How to Design Your Website if You’re Not a Designer

Digital Marketing

Did Chase's video get you revved up to tackle design? Then you just might love Craft + Commerce, our conference coming up this June in Boise. Chase is one of our main stage speakers and will be joined by other top thought leaders like Mariah Coz, James Clear, Nicole Walters, and Seth Godin to share stories of what it actually takes to be an online creator. If you're ready to renew your commitment to creating great work every day, this conference is for you! Find out more at convertkit.com/conference

Today I want to talk to you about your website, specifically, I want to talk to you about designing your own website. There are more tools than ever today for being able to design your own website. Entrepreneurs all over are doing it themselves. Your products need to sell and the people who land on your site need to trust you. Your message needs to resonate with them. This all happens through the design.

So how can an entrepreneur without any training in design do this by themselves? That’s what I want to talk about today. I’ve got a few ideas I want to walk you through and then some practical tips.

What design does

There’s a lot of things you want for your website and a lot of things you think you need. These principles are going to help guide you, center you, and ground you in what really matters for your website. These principles will help you understand what good design actually does.

PROBLEMS TO SOLVE —
1. Which speakers at the Craft + Commerce conference does the website design text name?
2. How might the website design text go on from its last sentence? Write the next few paragraphs.
The entries that follow have nothing to do with the website design text.

DATASET CONTENT —
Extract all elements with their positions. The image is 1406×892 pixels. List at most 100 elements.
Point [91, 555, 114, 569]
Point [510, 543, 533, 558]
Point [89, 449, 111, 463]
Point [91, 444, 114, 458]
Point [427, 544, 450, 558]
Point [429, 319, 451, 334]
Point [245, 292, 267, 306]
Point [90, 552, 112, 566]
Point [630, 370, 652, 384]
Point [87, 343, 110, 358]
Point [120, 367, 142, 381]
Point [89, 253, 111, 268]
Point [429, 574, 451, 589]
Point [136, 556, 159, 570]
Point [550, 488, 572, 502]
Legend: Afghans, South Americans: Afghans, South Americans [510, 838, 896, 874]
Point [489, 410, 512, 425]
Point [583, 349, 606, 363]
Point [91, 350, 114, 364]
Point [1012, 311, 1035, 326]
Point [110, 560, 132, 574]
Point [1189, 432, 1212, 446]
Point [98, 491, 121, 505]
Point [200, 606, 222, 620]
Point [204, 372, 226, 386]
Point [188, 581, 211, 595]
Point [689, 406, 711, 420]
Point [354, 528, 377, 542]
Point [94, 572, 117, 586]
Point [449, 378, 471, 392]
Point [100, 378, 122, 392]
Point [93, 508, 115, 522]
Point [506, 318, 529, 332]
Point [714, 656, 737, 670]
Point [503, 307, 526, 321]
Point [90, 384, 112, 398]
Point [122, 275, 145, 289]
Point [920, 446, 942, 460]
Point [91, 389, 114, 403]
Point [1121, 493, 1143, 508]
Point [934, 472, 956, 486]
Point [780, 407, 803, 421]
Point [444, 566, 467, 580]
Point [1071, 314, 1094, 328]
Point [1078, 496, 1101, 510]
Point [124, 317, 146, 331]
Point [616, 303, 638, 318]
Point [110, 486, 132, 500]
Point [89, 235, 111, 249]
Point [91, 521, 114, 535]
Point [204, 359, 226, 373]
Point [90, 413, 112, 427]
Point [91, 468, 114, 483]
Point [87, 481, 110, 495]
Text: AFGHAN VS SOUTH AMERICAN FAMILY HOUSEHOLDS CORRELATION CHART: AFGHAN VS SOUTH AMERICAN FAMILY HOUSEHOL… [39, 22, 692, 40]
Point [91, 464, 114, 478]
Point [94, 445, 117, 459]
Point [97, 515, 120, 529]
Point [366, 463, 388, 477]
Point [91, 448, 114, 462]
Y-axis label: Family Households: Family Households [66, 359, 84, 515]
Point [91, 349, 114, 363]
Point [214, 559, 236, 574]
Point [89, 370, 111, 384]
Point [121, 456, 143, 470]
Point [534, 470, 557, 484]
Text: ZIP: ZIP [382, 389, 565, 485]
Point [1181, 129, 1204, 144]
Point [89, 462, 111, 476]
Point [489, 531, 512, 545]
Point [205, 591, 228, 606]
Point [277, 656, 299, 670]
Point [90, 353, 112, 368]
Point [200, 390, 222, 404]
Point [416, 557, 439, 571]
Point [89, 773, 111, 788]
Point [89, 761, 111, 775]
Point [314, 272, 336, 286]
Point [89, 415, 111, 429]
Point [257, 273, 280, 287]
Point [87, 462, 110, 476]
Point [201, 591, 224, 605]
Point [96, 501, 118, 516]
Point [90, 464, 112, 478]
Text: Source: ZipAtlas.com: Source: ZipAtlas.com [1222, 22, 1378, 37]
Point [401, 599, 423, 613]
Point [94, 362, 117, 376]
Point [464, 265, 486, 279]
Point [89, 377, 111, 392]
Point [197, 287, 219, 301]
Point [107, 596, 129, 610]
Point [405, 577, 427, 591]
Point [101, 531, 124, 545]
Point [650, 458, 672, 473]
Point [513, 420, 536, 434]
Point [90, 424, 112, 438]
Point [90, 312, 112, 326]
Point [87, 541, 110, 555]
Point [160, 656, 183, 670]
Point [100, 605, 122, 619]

WRITTEN RESPONSES —
1. Chase, Mariah Coz, James Clear, Nicole Walters, and Seth Godin.

2.
Design builds trust

When we talk about what design really does, you have to start with trust, because design builds trust. When I land on your website, I want to tell in a second or two if you’re trustworthy. You’re used to seeing this across the web.

You land on a site and immediately know that you don’t like what you see and you don’t ever want to give them your email address let alone your credit card information. That is communicated through the design and through the message.

Design helps resonate with your audience

Design should help you connect with your audience. It’s the difference between losing a reader or having them track with you. That is resonating. When you get someone on the other side of the Internet landing on your website and they’re begging you to tell them more. We need our web design to help us resonate with our audience.

Design helps your audience take action

We need to nudge our audience toward taking certain actions. This is how our business survives. It might be getting on your email list or it might be purchasing a product. Different businesses have different goals and different action that they’re asking their customers to take. But on your website, you will want people to take action. Good design of your site will help nudge them toward taking that action.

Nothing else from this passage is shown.